Extract each record and reproduce it exactly.

(Entries taken from a collection)
*-*-*

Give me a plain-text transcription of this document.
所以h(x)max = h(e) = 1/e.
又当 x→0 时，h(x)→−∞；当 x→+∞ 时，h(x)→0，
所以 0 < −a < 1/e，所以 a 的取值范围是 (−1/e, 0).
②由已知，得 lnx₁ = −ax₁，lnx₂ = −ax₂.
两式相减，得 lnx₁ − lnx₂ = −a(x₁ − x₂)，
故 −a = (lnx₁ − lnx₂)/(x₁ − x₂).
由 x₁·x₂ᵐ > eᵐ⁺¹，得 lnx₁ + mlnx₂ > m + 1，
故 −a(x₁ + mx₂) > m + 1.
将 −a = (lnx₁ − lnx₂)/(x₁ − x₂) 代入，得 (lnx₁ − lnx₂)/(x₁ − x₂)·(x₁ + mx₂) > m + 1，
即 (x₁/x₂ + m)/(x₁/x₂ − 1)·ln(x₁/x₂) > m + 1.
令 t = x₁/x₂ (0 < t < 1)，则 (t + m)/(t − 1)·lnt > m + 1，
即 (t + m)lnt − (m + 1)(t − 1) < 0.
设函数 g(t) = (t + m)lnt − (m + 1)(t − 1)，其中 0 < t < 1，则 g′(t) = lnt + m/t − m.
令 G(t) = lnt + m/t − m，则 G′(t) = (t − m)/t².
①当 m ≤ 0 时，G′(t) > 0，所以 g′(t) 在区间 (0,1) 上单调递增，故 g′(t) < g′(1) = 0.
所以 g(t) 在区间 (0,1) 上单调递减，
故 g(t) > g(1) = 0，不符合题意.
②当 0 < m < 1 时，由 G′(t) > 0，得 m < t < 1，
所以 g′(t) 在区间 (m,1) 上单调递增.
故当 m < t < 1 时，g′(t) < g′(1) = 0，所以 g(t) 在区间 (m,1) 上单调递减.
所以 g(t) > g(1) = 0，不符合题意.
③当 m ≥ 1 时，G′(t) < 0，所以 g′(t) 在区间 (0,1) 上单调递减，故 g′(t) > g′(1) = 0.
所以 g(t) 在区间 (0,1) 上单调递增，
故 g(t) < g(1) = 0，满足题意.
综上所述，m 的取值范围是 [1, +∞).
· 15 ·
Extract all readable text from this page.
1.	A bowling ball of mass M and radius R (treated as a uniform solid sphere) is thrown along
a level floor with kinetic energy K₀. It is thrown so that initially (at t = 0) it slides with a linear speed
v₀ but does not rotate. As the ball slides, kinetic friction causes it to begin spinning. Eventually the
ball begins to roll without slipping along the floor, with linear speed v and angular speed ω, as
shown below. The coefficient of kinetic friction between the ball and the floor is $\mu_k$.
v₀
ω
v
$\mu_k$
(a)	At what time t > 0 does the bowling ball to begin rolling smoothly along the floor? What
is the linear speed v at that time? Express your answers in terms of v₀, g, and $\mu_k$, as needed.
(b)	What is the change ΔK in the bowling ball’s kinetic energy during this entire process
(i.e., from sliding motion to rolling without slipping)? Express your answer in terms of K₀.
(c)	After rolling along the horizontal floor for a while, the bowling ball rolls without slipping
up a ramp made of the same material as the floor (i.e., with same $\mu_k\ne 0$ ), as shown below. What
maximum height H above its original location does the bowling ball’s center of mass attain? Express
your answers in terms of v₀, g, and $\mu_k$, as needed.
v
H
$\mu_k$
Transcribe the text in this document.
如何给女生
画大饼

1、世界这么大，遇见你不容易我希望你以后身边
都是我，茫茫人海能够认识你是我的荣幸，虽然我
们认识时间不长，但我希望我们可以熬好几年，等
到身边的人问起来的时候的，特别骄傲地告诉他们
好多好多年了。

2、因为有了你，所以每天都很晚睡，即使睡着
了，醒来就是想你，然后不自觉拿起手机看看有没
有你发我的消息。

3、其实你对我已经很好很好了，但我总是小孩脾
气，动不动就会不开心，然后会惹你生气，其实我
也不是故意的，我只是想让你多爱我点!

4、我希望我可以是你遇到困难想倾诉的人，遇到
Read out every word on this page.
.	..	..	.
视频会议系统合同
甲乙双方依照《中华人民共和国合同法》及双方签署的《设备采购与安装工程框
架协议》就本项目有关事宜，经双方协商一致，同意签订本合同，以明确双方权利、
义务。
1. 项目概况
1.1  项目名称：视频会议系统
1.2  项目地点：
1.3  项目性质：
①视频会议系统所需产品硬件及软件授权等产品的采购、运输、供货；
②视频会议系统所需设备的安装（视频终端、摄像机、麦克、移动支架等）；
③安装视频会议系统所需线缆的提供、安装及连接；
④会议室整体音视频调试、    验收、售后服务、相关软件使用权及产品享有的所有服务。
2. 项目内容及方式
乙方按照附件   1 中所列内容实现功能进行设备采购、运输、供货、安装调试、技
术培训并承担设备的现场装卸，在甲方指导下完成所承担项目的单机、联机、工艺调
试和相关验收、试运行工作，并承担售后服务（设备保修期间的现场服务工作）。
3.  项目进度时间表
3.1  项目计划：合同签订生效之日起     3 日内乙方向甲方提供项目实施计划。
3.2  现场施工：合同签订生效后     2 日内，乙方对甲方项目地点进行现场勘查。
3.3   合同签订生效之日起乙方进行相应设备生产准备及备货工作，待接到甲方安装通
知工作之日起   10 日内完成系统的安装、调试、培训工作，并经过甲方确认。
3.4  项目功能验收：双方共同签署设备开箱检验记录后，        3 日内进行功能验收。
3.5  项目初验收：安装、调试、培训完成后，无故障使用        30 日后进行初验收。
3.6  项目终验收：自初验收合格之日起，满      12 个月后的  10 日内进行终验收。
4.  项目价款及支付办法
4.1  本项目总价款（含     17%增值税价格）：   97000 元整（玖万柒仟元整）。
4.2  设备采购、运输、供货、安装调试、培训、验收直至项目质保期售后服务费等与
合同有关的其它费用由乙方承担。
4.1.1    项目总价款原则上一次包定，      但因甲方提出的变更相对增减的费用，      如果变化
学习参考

*-*-*

__RESULT FOR THIS EXERCISE__:
Give me a plain-text transcription of this document.
所以h(x)max = h(e) = 1/e.
又当 x→0 时，h(x)→−∞；当 x→+∞ 时，h(x)→0，
所以 0 < −a < 1/e，所以 a 的取值范围是 (−1/e, 0).
②由已知，得 lnx₁ = −ax₁，lnx₂ = −ax₂.
两式相减，得 lnx₁ − lnx₂ = −a(x₁ − x₂)，
故 −a = (lnx₁ − lnx₂)/(x₁ − x₂).
由 x₁·x₂ᵐ > eᵐ⁺¹，得 lnx₁ + mlnx₂ > m + 1，
故 −a(x₁ + mx₂) > m + 1.
将 −a = (lnx₁ − lnx₂)/(x₁ − x₂) 代入，得 (lnx₁ − lnx₂)/(x₁ − x₂)·(x₁ + mx₂) > m + 1，
即 (x₁/x₂ + m)/(x₁/x₂ − 1)·ln(x₁/x₂) > m + 1.
令 t = x₁/x₂ (0 < t < 1)，则 (t + m)/(t − 1)·lnt > m + 1，
即 (t + m)lnt − (m + 1)(t − 1) < 0.
设函数 g(t) = (t + m)lnt − (m + 1)(t − 1)，其中 0 < t < 1，则 g′(t) = lnt + m/t − m.
令 G(t) = lnt + m/t − m，则 G′(t) = (t − m)/t².
①当 m ≤ 0 时，G′(t) > 0，所以 g′(t) 在区间 (0,1) 上单调递增，故 g′(t) < g′(1) = 0.
所以 g(t) 在区间 (0,1) 上单调递减，
故 g(t) > g(1) = 0，不符合题意.
②当 0 < m < 1 时，由 G′(t) > 0，得 m < t < 1，
所以 g′(t) 在区间 (m,1) 上单调递增.
故当 m < t < 1 时，g′(t) < g′(1) = 0，所以 g(t) 在区间 (m,1) 上单调递减.
所以 g(t) > g(1) = 0，不符合题意.
③当 m ≥ 1 时，G′(t) < 0，所以 g′(t) 在区间 (0,1) 上单调递减，故 g′(t) > g′(1) = 0.
所以 g(t) 在区间 (0,1) 上单调递增，
故 g(t) < g(1) = 0，满足题意.
综上所述，m 的取值范围是 [1, +∞).
· 15 ·
Extract all readable text from this page.
1.	A bowling ball of mass M and radius R (treated as a uniform solid sphere) is thrown along
a level floor with kinetic energy K₀. It is thrown so that initially (at t = 0) it slides with a linear speed
v₀ but does not rotate. As the ball slides, kinetic friction causes it to begin spinning. Eventually the
ball begins to roll without slipping along the floor, with linear speed v and angular speed ω, as
shown below. The coefficient of kinetic friction between the ball and the floor is $\mu_k$.
v₀
ω
v
$\mu_k$
(a)	At what time t > 0 does the bowling ball to begin rolling smoothly along the floor? What
is the linear speed v at that time? Express your answers in terms of v₀, g, and $\mu_k$, as needed.
(b)	What is the change ΔK in the bowling ball’s kinetic energy during this entire process
(i.e., from sliding motion to rolling without slipping)? Express your answer in terms of K₀.
(c)	After rolling along the horizontal floor for a while, the bowling ball rolls without slipping
up a ramp made of the same material as the floor (i.e., with same $\mu_k\ne 0$ ), as shown below. What
maximum height H above its original location does the bowling ball’s center of mass attain? Express
your answers in terms of v₀, g, and $\mu_k$, as needed.
v
H
$\mu_k$
Transcribe the text in this document.
如何给女生
画大饼

1、世界这么大，遇见你不容易我希望你以后身边
都是我，茫茫人海能够认识你是我的荣幸，虽然我
们认识时间不长，但我希望我们可以熬好几年，等
到身边的人问起来的时候的，特别骄傲地告诉他们
好多好多年了。

2、因为有了你，所以每天都很晚睡，即使睡着
了，醒来就是想你，然后不自觉拿起手机看看有没
有你发我的消息。

3、其实你对我已经很好很好了，但我总是小孩脾
气，动不动就会不开心，然后会惹你生气，其实我
也不是故意的，我只是想让你多爱我点!

4、我希望我可以是你遇到困难想倾诉的人，遇到
Read out every word on this page.
.	..	..	.
视频会议系统合同
甲乙双方依照《中华人民共和国合同法》及双方签署的《设备采购与安装工程框
架协议》就本项目有关事宜，经双方协商一致，同意签订本合同，以明确双方权利、
义务。
1. 项目概况
1.1  项目名称：视频会议系统
1.2  项目地点：
1.3  项目性质：
①视频会议系统所需产品硬件及软件授权等产品的采购、运输、供货；
②视频会议系统所需设备的安装（视频终端、摄像机、麦克、移动支架等）；
③安装视频会议系统所需线缆的提供、安装及连接；
④会议室整体音视频调试、    验收、售后服务、相关软件使用权及产品享有的所有服务。
2. 项目内容及方式
乙方按照附件   1 中所列内容实现功能进行设备采购、运输、供货、安装调试、技
术培训并承担设备的现场装卸，在甲方指导下完成所承担项目的单机、联机、工艺调
试和相关验收、试运行工作，并承担售后服务（设备保修期间的现场服务工作）。
3.  项目进度时间表
3.1  项目计划：合同签订生效之日起     3 日内乙方向甲方提供项目实施计划。
3.2  现场施工：合同签订生效后     2 日内，乙方对甲方项目地点进行现场勘查。
3.3   合同签订生效之日起乙方进行相应设备生产准备及备货工作，待接到甲方安装通
知工作之日起   10 日内完成系统的安装、调试、培训工作，并经过甲方确认。
3.4  项目功能验收：双方共同签署设备开箱检验记录后，        3 日内进行功能验收。
3.5  项目初验收：安装、调试、培训完成后，无故障使用        30 日后进行初验收。
3.6  项目终验收：自初验收合格之日起，满      12 个月后的  10 日内进行终验收。
4.  项目价款及支付办法
4.1  本项目总价款（含     17%增值税价格）：   97000 元整（玖万柒仟元整）。
4.2  设备采购、运输、供货、安装调试、培训、验收直至项目质保期售后服务费等与
合同有关的其它费用由乙方承担。
4.1.1    项目总价款原则上一次包定，      但因甲方提出的变更相对增减的费用，      如果变化
学习参考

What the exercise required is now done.